------ Provided data ------

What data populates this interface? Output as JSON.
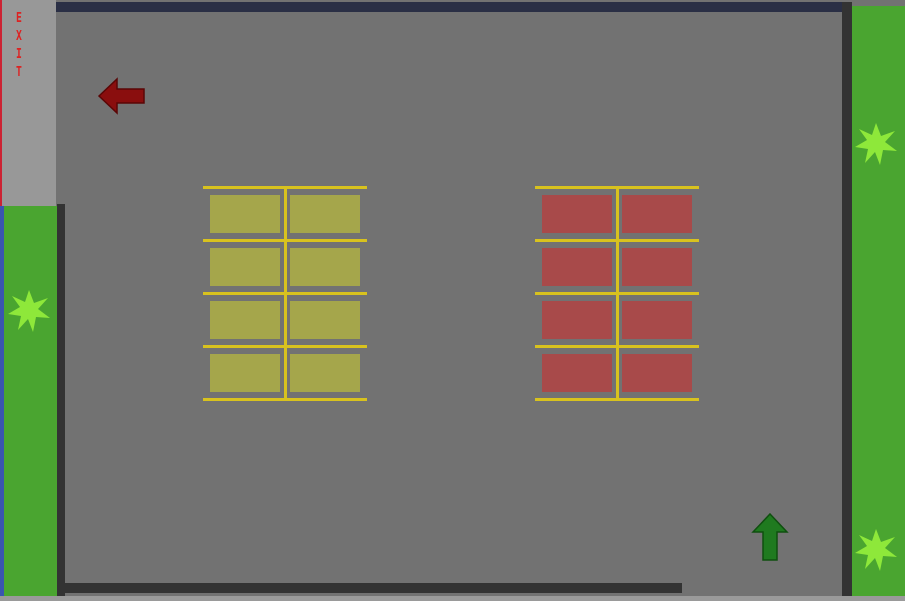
{
  "exit_sign": {
    "letters": [
      "E",
      "X",
      "I",
      "T"
    ]
  },
  "colors": {
    "asphalt": "#727272",
    "wall": "#333333",
    "top_wall": "#2a2f45",
    "grass": "#4aa530",
    "bush": "#8ee83a",
    "exit_zone": "#989898",
    "exit_text": "#d22222",
    "stripe_yellow": "#d8c21e",
    "slot_yellow": "#a5a64b",
    "slot_red": "#a84a4a",
    "arrow_red": "#8a0e0e",
    "arrow_green": "#1f7a1f"
  },
  "lots": [
    {
      "id": "yellow-lot",
      "slot_color": "slot_yellow",
      "rows": 4,
      "cols": 2
    },
    {
      "id": "red-lot",
      "slot_color": "slot_red",
      "rows": 4,
      "cols": 2
    }
  ],
  "icons": {
    "exit_arrow": "arrow-left-icon",
    "player_arrow": "arrow-up-icon",
    "bush": "bush-icon"
  }
}
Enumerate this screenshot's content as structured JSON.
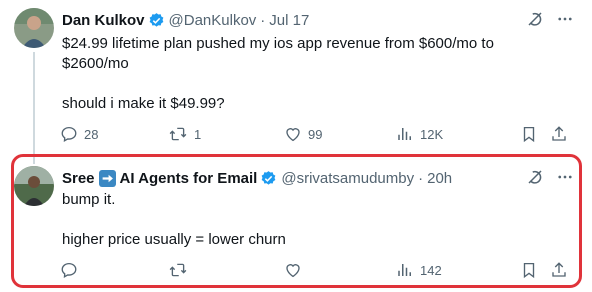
{
  "tweets": [
    {
      "name": "Dan Kulkov",
      "handle": "@DanKulkov",
      "time": "Jul 17",
      "text": "$24.99 lifetime plan pushed my ios app revenue from $600/mo to\n$2600/mo\n\nshould i make it $49.99?",
      "replies": "28",
      "retweets": "1",
      "likes": "99",
      "views": "12K"
    },
    {
      "name_part1": "Sree",
      "name_part2": "AI Agents for Email",
      "handle": "@srivatsamudumby",
      "time": "20h",
      "text": "bump it.\n\nhigher price usually = lower churn",
      "replies": "",
      "retweets": "",
      "likes": "",
      "views": "142"
    }
  ],
  "separator": "·",
  "colors": {
    "accent": "#1d9bf0",
    "muted": "#536471",
    "highlight": "#e0333a"
  },
  "icons": [
    "grok-icon",
    "more-icon",
    "reply-icon",
    "retweet-icon",
    "like-icon",
    "views-icon",
    "bookmark-icon",
    "share-icon",
    "verified-icon",
    "arrow-right-emoji"
  ]
}
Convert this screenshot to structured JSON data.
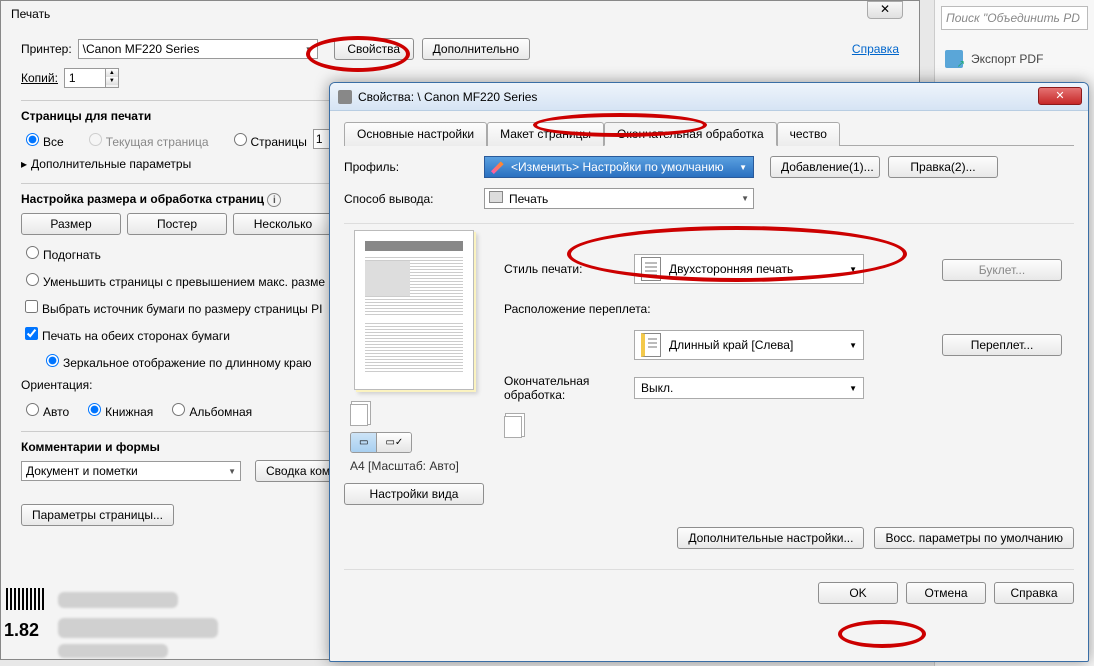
{
  "print": {
    "title": "Печать",
    "printer_label": "Принтер:",
    "printer_value": "\\Canon MF220 Series",
    "properties_btn": "Свойства",
    "advanced_btn": "Дополнительно",
    "help_link": "Справка",
    "copies_label": "Копий:",
    "copies_value": "1",
    "pages_section": "Страницы для печати",
    "radio_all": "Все",
    "radio_current": "Текущая страница",
    "radio_pages": "Страницы",
    "pages_from": "1",
    "more_params": "Дополнительные параметры",
    "size_section": "Настройка размера и обработка страниц",
    "btn_size": "Размер",
    "btn_poster": "Постер",
    "btn_multiple": "Несколько",
    "fit": "Подогнать",
    "shrink": "Уменьшить страницы с превышением макс. разме",
    "paper_source": "Выбрать источник бумаги по размеру страницы PI",
    "duplex": "Печать на обеих сторонах бумаги",
    "mirror": "Зеркальное отображение по длинному краю",
    "orientation_label": "Ориентация:",
    "orient_auto": "Авто",
    "orient_portrait": "Книжная",
    "orient_landscape": "Альбомная",
    "comments_section": "Комментарии и формы",
    "comments_value": "Документ и пометки",
    "summary_btn": "Сводка ком",
    "page_params_btn": "Параметры страницы..."
  },
  "side": {
    "search_placeholder": "Поиск \"Объединить PD",
    "export": "Экспорт PDF"
  },
  "props": {
    "title": "Свойства: \\            Canon MF220 Series",
    "tabs": {
      "basic": "Основные настройки",
      "layout": "Макет страницы",
      "finishing": "Окончательная обработка",
      "quality": "чество"
    },
    "profile_label": "Профиль:",
    "profile_value": "<Изменить> Настройки по умолчанию",
    "add_btn": "Добавление(1)...",
    "edit_btn": "Правка(2)...",
    "output_label": "Способ вывода:",
    "output_value": "Печать",
    "style_label": "Стиль печати:",
    "style_value": "Двухсторонняя печать",
    "booklet_btn": "Буклет...",
    "binding_label": "Расположение переплета:",
    "binding_value": "Длинный край [Слева]",
    "binding_btn": "Переплет...",
    "finishing_label": "Окончательная обработка:",
    "finishing_value": "Выкл.",
    "preview_caption": "A4 [Масштаб: Авто]",
    "view_settings_btn": "Настройки вида",
    "adv_settings_btn": "Дополнительные настройки...",
    "restore_btn": "Восс. параметры по умолчанию",
    "ok": "OK",
    "cancel": "Отмена",
    "help": "Справка"
  },
  "misc": {
    "price": "1.82"
  }
}
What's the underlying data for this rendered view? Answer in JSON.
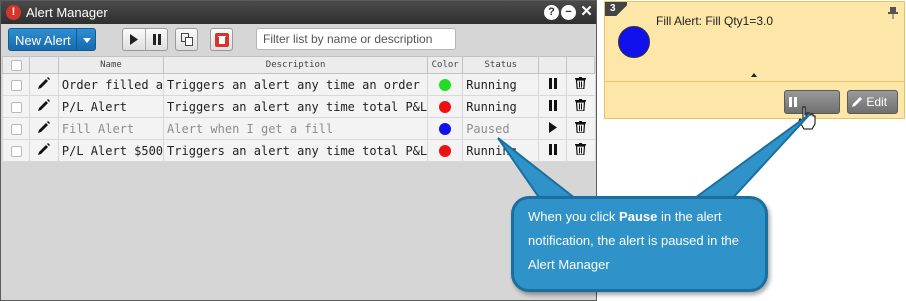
{
  "window": {
    "title": "Alert Manager",
    "controls": {
      "help": "?",
      "minimize": "−",
      "close": "✕"
    }
  },
  "toolbar": {
    "new_alert_label": "New Alert",
    "play_icon": "play-icon",
    "pause_icon": "pause-icon",
    "copy_icon": "copy-icon",
    "delete_icon": "trash-icon",
    "search_placeholder": "Filter list by name or description"
  },
  "table": {
    "columns": [
      "Name",
      "Description",
      "Color",
      "Status"
    ],
    "rows": [
      {
        "name": "Order filled a",
        "description": "Triggers an alert any time an order",
        "color": "#22dd22",
        "status": "Running",
        "action": "pause"
      },
      {
        "name": "P/L Alert",
        "description": "Triggers an alert any time total P&L",
        "color": "#ee1111",
        "status": "Running",
        "action": "pause"
      },
      {
        "name": "Fill Alert",
        "description": "Alert when I get a fill",
        "color": "#1111ee",
        "status": "Paused",
        "action": "play"
      },
      {
        "name": "P/L Alert $500",
        "description": "Triggers an alert any time total P&L",
        "color": "#ee1111",
        "status": "Running",
        "action": "pause"
      }
    ]
  },
  "notification": {
    "number": "3",
    "title": "Fill Alert: Fill Qty1=3.0",
    "color": "#1111ee",
    "pause_label": "Pause",
    "edit_label": "Edit"
  },
  "callout": {
    "text_before": "When you click ",
    "text_bold": "Pause",
    "text_after": " in the alert notification, the alert is paused in the Alert Manager"
  },
  "colors": {
    "accent": "#1f7fc4",
    "callout_bg": "#2f92c8",
    "notification_bg": "#fde7a8"
  }
}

------

Aim of the task: Copy every line of the data word for word, omitting the images.

Right answer:
What data populates this interface? Output as JSON.
{
  "exit_sign": {
    "letters": [
      "E",
      "X",
      "I",
      "T"
    ]
  },
  "colors": {
    "asphalt": "#727272",
    "wall": "#333333",
    "top_wall": "#2a2f45",
    "grass": "#4aa530",
    "bush": "#8ee83a",
    "exit_zone": "#989898",
    "exit_text": "#d22222",
    "stripe_yellow": "#d8c21e",
    "slot_yellow": "#a5a64b",
    "slot_red": "#a84a4a",
    "arrow_red": "#8a0e0e",
    "arrow_green": "#1f7a1f"
  },
  "lots": [
    {
      "id": "yellow-lot",
      "slot_color": "slot_yellow",
      "rows": 4,
      "cols": 2
    },
    {
      "id": "red-lot",
      "slot_color": "slot_red",
      "rows": 4,
      "cols": 2
    }
  ],
  "icons": {
    "exit_arrow": "arrow-left-icon",
    "player_arrow": "arrow-up-icon",
    "bush": "bush-icon"
  }
}
Enumerate this screenshot's content as structured JSON.
{
  "tweets": [
    {
      "name": "Dan Kulkov",
      "handle": "@DanKulkov",
      "time": "Jul 17",
      "text": "$24.99 lifetime plan pushed my ios app revenue from $600/mo to\n$2600/mo\n\nshould i make it $49.99?",
      "replies": "28",
      "retweets": "1",
      "likes": "99",
      "views": "12K"
    },
    {
      "name_part1": "Sree",
      "name_part2": "AI Agents for Email",
      "handle": "@srivatsamudumby",
      "time": "20h",
      "text": "bump it.\n\nhigher price usually = lower churn",
      "replies": "",
      "retweets": "",
      "likes": "",
      "views": "142"
    }
  ],
  "separator": "·",
  "colors": {
    "accent": "#1d9bf0",
    "muted": "#536471",
    "highlight": "#e0333a"
  },
  "icons": [
    "grok-icon",
    "more-icon",
    "reply-icon",
    "retweet-icon",
    "like-icon",
    "views-icon",
    "bookmark-icon",
    "share-icon",
    "verified-icon",
    "arrow-right-emoji"
  ]
}
Convert this screenshot to structured JSON data.
{
  "print": {
    "title": "Печать",
    "printer_label": "Принтер:",
    "printer_value": "\\Canon MF220 Series",
    "properties_btn": "Свойства",
    "advanced_btn": "Дополнительно",
    "help_link": "Справка",
    "copies_label": "Копий:",
    "copies_value": "1",
    "pages_section": "Страницы для печати",
    "radio_all": "Все",
    "radio_current": "Текущая страница",
    "radio_pages": "Страницы",
    "pages_from": "1",
    "more_params": "Дополнительные параметры",
    "size_section": "Настройка размера и обработка страниц",
    "btn_size": "Размер",
    "btn_poster": "Постер",
    "btn_multiple": "Несколько",
    "fit": "Подогнать",
    "shrink": "Уменьшить страницы с превышением макс. разме",
    "paper_source": "Выбрать источник бумаги по размеру страницы PI",
    "duplex": "Печать на обеих сторонах бумаги",
    "mirror": "Зеркальное отображение по длинному краю",
    "orientation_label": "Ориентация:",
    "orient_auto": "Авто",
    "orient_portrait": "Книжная",
    "orient_landscape": "Альбомная",
    "comments_section": "Комментарии и формы",
    "comments_value": "Документ и пометки",
    "summary_btn": "Сводка ком",
    "page_params_btn": "Параметры страницы..."
  },
  "side": {
    "search_placeholder": "Поиск \"Объединить PD",
    "export": "Экспорт PDF"
  },
  "props": {
    "title": "Свойства: \\            Canon MF220 Series",
    "tabs": {
      "basic": "Основные настройки",
      "layout": "Макет страницы",
      "finishing": "Окончательная обработка",
      "quality": "чество"
    },
    "profile_label": "Профиль:",
    "profile_value": "<Изменить> Настройки по умолчанию",
    "add_btn": "Добавление(1)...",
    "edit_btn": "Правка(2)...",
    "output_label": "Способ вывода:",
    "output_value": "Печать",
    "style_label": "Стиль печати:",
    "style_value": "Двухсторонняя печать",
    "booklet_btn": "Буклет...",
    "binding_label": "Расположение переплета:",
    "binding_value": "Длинный край [Слева]",
    "binding_btn": "Переплет...",
    "finishing_label": "Окончательная обработка:",
    "finishing_value": "Выкл.",
    "preview_caption": "A4 [Масштаб: Авто]",
    "view_settings_btn": "Настройки вида",
    "adv_settings_btn": "Дополнительные настройки...",
    "restore_btn": "Восс. параметры по умолчанию",
    "ok": "OK",
    "cancel": "Отмена",
    "help": "Справка"
  },
  "misc": {
    "price": "1.82"
  }
}
What's the underlying data for this rendered view? Answer in JSON.
{
  "window": {
    "title": "Alert Manager",
    "controls": {
      "help": "?",
      "minimize": "−",
      "close": "✕"
    }
  },
  "toolbar": {
    "new_alert_label": "New Alert",
    "play_icon": "play-icon",
    "pause_icon": "pause-icon",
    "copy_icon": "copy-icon",
    "delete_icon": "trash-icon",
    "search_placeholder": "Filter list by name or description"
  },
  "table": {
    "columns": [
      "Name",
      "Description",
      "Color",
      "Status"
    ],
    "rows": [
      {
        "name": "Order filled a",
        "description": "Triggers an alert any time an order",
        "color": "#22dd22",
        "status": "Running",
        "action": "pause"
      },
      {
        "name": "P/L Alert",
        "description": "Triggers an alert any time total P&L",
        "color": "#ee1111",
        "status": "Running",
        "action": "pause"
      },
      {
        "name": "Fill Alert",
        "description": "Alert when I get a fill",
        "color": "#1111ee",
        "status": "Paused",
        "action": "play"
      },
      {
        "name": "P/L Alert $500",
        "description": "Triggers an alert any time total P&L",
        "color": "#ee1111",
        "status": "Running",
        "action": "pause"
      }
    ]
  },
  "notification": {
    "number": "3",
    "title": "Fill Alert: Fill Qty1=3.0",
    "color": "#1111ee",
    "pause_label": "Pause",
    "edit_label": "Edit"
  },
  "callout": {
    "text_before": "When you click ",
    "text_bold": "Pause",
    "text_after": " in the alert notification, the alert is paused in the Alert Manager"
  },
  "colors": {
    "accent": "#1f7fc4",
    "callout_bg": "#2f92c8",
    "notification_bg": "#fde7a8"
  }
}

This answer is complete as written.